• Stated exercise: Report only the number of lines in the records that contain the word "Dakota".

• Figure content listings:

>> start

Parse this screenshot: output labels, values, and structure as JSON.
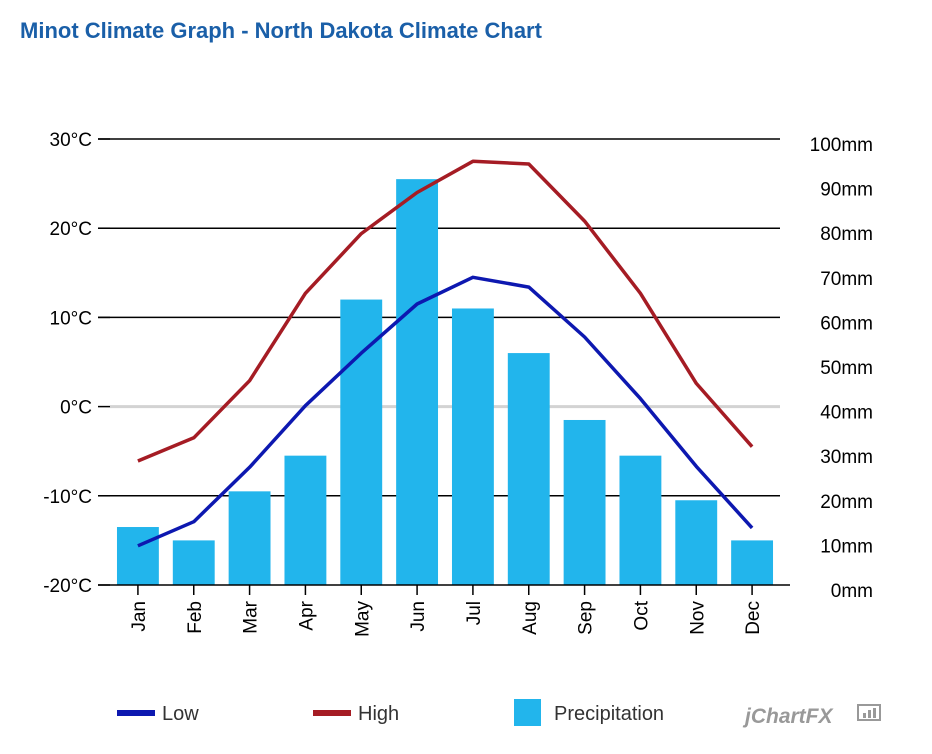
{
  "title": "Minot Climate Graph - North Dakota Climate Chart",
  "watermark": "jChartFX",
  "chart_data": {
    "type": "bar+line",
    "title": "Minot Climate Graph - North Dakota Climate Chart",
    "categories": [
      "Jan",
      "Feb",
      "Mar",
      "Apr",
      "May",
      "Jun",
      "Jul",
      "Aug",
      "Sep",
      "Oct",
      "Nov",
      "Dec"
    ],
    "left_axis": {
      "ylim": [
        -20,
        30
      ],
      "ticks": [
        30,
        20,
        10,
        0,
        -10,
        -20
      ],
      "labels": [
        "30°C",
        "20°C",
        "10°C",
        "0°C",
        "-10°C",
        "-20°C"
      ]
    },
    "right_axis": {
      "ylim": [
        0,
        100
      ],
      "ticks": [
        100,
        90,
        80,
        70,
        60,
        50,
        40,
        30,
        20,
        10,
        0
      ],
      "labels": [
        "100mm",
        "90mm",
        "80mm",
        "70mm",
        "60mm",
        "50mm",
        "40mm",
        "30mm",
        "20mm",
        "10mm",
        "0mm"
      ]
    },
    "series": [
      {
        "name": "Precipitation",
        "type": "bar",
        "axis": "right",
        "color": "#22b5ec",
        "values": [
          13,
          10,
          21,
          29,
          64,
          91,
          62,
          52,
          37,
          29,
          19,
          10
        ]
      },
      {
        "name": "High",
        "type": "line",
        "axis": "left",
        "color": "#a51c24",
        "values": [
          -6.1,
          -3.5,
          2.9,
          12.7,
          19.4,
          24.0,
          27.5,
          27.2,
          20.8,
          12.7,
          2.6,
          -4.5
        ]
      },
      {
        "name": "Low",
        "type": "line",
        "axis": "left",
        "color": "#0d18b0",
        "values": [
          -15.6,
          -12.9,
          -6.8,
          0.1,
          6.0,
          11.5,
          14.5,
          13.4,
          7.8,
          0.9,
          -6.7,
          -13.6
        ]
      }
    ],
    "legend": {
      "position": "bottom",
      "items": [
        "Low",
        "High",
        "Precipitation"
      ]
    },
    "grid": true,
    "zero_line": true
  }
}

>> end
>> start

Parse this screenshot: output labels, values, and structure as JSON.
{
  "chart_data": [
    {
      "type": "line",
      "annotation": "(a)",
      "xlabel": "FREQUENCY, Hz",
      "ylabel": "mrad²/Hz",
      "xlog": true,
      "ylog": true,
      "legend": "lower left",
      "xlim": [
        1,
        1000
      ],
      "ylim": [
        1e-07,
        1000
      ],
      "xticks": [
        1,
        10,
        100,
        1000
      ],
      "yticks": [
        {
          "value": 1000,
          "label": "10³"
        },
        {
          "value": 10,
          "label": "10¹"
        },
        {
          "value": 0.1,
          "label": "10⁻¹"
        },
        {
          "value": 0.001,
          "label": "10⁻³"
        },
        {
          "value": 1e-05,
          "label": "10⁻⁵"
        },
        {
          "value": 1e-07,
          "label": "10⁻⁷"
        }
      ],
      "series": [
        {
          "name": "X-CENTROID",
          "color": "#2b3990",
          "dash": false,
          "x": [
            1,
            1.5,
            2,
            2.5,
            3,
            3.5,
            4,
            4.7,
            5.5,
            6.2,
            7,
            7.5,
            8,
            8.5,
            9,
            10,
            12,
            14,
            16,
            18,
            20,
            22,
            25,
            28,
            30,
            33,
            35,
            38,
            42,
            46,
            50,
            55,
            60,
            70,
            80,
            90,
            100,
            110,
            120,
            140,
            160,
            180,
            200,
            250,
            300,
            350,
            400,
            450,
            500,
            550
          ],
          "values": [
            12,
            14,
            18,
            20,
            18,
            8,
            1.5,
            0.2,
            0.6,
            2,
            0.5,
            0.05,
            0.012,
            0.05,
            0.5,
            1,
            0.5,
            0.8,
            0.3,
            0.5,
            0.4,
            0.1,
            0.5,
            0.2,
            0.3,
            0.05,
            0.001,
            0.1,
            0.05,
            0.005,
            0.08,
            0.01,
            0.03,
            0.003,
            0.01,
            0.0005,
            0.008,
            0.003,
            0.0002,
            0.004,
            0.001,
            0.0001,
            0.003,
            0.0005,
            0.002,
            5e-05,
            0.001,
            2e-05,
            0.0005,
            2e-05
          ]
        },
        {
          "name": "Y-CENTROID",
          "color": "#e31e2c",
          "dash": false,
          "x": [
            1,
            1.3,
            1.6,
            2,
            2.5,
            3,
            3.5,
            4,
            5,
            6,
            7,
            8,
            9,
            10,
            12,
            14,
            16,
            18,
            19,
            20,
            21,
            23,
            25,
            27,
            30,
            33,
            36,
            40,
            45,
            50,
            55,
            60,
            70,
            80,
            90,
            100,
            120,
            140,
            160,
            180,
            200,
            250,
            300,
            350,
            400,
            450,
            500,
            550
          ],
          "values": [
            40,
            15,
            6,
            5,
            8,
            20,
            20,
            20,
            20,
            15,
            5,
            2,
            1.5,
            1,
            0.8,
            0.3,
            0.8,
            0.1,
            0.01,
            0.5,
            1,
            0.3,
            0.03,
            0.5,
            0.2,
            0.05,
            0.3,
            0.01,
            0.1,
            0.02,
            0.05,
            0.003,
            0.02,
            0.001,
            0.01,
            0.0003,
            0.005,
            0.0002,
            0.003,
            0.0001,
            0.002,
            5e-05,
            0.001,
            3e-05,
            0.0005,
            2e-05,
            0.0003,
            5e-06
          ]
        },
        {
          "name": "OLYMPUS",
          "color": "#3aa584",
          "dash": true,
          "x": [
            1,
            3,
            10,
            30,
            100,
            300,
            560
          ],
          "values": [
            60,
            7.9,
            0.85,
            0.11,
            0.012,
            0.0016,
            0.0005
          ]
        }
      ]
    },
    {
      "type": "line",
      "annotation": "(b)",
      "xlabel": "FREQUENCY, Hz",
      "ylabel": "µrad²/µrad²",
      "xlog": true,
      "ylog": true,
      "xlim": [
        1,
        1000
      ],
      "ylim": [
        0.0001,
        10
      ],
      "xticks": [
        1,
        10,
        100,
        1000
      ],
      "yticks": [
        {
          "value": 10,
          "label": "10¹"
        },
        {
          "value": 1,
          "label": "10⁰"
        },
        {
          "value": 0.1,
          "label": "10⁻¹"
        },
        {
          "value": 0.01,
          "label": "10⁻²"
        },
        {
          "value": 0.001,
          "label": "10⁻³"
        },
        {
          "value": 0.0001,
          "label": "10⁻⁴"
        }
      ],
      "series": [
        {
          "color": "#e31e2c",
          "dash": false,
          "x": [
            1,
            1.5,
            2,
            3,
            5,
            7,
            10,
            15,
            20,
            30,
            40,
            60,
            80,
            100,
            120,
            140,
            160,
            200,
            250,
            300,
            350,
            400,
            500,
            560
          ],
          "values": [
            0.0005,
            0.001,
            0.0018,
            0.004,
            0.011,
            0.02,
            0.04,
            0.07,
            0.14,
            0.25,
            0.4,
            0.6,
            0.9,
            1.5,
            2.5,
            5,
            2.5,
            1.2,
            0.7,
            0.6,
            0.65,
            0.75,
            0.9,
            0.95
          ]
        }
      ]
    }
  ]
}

>> end

• Result: 2